Find "What text is on this page?" in the material below, then copy that line and every subsequent line to the end, exactly.

::: DATA TO USE

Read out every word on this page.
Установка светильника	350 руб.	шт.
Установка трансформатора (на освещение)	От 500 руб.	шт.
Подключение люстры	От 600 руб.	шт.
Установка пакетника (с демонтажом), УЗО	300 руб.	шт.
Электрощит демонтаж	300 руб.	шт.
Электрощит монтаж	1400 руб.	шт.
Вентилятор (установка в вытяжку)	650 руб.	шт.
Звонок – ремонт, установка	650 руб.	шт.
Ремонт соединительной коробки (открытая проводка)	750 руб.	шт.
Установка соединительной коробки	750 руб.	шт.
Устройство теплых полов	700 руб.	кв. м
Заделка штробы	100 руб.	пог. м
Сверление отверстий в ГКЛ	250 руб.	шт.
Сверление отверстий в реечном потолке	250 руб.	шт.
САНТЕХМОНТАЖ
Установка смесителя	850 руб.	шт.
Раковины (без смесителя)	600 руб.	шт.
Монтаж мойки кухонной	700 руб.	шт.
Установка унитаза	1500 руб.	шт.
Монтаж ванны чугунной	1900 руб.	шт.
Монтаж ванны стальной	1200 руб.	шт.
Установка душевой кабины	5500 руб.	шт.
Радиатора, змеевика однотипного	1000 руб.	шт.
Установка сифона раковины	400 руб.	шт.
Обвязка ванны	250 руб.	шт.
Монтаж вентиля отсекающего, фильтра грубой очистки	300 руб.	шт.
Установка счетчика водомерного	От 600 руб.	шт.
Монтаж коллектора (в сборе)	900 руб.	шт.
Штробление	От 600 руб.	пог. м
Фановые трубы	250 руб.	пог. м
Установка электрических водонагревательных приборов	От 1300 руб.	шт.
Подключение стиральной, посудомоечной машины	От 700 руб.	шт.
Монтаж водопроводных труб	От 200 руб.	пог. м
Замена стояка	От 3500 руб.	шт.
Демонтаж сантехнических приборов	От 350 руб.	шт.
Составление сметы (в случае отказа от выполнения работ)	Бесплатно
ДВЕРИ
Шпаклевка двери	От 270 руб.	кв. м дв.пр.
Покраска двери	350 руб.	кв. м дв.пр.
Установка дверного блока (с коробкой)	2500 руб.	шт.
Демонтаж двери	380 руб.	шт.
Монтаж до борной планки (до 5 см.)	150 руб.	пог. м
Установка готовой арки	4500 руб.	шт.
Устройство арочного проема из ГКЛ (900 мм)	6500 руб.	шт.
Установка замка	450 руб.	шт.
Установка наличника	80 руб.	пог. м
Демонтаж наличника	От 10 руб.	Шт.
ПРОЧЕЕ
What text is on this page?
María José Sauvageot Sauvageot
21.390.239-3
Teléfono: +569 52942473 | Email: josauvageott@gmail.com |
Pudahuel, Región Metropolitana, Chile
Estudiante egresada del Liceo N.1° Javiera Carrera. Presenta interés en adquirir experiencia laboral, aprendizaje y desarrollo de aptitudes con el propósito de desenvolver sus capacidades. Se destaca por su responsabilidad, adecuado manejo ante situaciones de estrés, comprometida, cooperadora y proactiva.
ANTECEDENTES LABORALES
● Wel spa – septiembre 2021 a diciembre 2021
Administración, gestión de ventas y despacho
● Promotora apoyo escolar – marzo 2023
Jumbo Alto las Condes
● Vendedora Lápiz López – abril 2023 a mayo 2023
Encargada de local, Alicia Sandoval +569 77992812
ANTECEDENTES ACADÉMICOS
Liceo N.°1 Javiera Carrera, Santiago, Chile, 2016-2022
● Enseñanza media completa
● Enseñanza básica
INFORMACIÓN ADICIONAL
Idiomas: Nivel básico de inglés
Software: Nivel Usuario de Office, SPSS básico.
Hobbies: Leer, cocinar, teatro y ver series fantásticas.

::::::

**FINAL RESULT**.
What text is on this page?
María José Sauvageot Sauvageot
21.390.239-3
Teléfono: +569 52942473 | Email: josauvageott@gmail.com |
Pudahuel, Región Metropolitana, Chile
Estudiante egresada del Liceo N.1° Javiera Carrera. Presenta interés en adquirir experiencia laboral, aprendizaje y desarrollo de aptitudes con el propósito de desenvolver sus capacidades. Se destaca por su responsabilidad, adecuado manejo ante situaciones de estrés, comprometida, cooperadora y proactiva.
ANTECEDENTES LABORALES
● Wel spa – septiembre 2021 a diciembre 2021
Administración, gestión de ventas y despacho
● Promotora apoyo escolar – marzo 2023
Jumbo Alto las Condes
● Vendedora Lápiz López – abril 2023 a mayo 2023
Encargada de local, Alicia Sandoval +569 77992812
ANTECEDENTES ACADÉMICOS
Liceo N.°1 Javiera Carrera, Santiago, Chile, 2016-2022
● Enseñanza media completa
● Enseñanza básica
INFORMACIÓN ADICIONAL
Idiomas: Nivel básico de inglés
Software: Nivel Usuario de Office, SPSS básico.
Hobbies: Leer, cocinar, teatro y ver series fantásticas.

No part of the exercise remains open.